• [DATASET EXCERPTS]:
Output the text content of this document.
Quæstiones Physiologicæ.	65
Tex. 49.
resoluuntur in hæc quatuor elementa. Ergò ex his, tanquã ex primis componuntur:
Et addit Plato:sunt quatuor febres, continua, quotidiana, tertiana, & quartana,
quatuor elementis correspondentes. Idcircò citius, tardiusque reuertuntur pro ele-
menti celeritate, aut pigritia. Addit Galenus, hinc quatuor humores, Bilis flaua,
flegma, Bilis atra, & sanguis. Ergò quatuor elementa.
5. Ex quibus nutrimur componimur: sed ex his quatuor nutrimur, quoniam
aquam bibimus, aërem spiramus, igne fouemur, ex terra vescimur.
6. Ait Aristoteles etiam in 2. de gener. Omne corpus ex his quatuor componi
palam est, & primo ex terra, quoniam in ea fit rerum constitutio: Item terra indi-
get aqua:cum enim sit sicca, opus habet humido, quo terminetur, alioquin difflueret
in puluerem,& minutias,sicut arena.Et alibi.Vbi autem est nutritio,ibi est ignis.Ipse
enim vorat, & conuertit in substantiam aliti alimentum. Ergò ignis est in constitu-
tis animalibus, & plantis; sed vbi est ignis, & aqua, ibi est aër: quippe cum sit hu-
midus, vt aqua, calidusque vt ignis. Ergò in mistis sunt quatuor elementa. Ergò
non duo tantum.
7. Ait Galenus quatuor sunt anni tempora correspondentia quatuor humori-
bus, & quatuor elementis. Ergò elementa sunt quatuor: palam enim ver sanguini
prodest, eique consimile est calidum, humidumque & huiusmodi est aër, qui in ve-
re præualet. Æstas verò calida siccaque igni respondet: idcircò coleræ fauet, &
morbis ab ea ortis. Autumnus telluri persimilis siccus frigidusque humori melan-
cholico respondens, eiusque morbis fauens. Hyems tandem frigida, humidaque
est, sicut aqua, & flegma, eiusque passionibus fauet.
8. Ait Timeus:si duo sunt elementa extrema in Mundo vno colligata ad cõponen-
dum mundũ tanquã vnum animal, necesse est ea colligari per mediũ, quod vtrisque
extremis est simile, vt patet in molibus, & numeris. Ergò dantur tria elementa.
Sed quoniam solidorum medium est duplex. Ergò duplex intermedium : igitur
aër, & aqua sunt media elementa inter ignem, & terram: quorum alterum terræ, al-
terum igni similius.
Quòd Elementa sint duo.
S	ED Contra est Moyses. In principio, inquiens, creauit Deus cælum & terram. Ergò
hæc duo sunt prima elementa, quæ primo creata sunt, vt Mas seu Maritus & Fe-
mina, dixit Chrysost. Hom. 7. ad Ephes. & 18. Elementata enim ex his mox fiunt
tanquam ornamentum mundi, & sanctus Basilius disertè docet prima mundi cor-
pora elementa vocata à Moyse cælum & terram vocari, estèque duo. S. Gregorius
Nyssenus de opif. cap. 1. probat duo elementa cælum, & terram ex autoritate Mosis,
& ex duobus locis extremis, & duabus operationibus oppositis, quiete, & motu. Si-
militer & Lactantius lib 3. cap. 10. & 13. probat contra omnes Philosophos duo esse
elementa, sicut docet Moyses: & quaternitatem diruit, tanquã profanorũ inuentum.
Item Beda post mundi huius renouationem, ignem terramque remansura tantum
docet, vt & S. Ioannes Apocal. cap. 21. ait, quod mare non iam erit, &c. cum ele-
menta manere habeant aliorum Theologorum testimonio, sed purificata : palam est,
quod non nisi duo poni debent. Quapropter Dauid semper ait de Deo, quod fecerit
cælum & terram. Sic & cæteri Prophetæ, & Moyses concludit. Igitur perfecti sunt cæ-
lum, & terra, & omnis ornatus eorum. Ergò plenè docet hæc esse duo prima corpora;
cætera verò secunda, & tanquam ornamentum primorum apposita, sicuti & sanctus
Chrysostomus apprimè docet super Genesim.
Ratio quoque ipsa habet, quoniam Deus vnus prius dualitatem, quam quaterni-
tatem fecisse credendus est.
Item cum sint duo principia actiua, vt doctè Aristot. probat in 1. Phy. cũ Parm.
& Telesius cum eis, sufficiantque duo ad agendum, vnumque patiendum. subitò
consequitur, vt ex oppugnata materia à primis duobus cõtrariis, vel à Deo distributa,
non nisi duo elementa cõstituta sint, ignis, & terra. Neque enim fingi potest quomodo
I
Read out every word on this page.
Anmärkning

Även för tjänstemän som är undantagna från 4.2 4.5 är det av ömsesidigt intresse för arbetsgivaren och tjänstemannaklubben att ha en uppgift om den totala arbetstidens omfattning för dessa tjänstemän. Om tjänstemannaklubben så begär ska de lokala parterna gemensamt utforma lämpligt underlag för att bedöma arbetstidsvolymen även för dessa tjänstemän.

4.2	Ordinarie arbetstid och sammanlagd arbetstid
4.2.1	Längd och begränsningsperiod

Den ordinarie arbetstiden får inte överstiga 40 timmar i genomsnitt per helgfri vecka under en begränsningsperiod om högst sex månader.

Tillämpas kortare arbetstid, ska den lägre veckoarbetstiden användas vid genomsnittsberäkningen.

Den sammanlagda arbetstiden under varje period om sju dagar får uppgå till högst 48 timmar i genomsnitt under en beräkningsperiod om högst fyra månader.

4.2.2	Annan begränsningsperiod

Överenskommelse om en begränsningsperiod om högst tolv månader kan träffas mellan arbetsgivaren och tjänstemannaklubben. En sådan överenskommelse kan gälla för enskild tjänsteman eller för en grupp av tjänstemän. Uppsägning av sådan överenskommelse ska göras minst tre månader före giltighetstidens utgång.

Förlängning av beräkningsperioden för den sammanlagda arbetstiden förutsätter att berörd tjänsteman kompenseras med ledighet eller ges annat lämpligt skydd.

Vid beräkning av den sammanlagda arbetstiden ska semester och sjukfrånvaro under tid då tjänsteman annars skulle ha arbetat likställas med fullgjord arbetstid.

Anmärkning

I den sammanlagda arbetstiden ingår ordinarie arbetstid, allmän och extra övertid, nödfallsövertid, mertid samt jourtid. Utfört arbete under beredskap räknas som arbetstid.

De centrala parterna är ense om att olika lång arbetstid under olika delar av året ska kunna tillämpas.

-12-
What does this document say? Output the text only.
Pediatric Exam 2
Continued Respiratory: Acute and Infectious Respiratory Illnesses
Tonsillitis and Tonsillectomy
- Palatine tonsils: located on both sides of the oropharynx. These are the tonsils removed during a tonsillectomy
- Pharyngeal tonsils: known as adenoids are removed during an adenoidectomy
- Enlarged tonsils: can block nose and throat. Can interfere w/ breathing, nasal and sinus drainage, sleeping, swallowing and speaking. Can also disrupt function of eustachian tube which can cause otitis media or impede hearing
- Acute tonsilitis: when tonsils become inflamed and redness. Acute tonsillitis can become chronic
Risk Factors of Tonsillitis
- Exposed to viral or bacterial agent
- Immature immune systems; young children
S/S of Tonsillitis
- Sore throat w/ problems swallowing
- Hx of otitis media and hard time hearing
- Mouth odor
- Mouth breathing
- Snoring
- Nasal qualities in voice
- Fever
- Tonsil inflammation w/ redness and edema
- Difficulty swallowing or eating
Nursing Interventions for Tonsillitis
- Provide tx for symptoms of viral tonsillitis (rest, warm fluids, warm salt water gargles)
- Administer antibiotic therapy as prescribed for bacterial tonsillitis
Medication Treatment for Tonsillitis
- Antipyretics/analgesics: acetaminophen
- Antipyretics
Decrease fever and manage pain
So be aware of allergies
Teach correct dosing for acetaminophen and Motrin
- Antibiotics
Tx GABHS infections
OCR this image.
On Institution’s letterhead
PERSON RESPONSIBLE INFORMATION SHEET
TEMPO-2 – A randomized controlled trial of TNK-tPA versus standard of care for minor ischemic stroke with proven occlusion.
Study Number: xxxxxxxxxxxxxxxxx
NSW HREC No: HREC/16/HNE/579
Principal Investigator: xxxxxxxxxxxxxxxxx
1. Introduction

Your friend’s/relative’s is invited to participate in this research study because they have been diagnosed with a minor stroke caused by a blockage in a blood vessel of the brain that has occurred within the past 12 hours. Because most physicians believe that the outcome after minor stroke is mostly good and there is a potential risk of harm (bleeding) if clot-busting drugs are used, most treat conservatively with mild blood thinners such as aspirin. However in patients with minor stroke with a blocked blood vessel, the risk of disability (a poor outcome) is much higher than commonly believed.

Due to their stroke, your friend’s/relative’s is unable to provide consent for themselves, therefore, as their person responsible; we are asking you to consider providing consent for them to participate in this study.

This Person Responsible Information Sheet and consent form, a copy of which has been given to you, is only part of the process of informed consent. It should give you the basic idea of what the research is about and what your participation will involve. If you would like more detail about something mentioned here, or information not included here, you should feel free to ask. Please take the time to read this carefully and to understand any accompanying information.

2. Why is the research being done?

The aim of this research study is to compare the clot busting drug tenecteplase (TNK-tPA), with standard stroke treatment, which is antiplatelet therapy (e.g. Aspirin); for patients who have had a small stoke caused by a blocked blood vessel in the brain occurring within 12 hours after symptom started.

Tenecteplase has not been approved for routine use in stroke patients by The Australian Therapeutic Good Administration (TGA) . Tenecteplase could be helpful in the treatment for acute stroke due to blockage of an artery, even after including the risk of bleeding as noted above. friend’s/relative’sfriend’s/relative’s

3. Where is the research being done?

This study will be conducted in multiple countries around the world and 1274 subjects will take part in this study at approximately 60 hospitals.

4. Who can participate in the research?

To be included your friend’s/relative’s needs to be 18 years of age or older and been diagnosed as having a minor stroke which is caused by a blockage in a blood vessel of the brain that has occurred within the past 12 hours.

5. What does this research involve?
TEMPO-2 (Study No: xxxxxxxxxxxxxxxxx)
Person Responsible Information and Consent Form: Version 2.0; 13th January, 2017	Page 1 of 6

• [EXERCISE OBJECTIVE]:
Go through the material above and copy each line that holds the string "Output".

• [SOLVED EXERCISE]:
Output the text content of this document.
What does this document say? Output the text only.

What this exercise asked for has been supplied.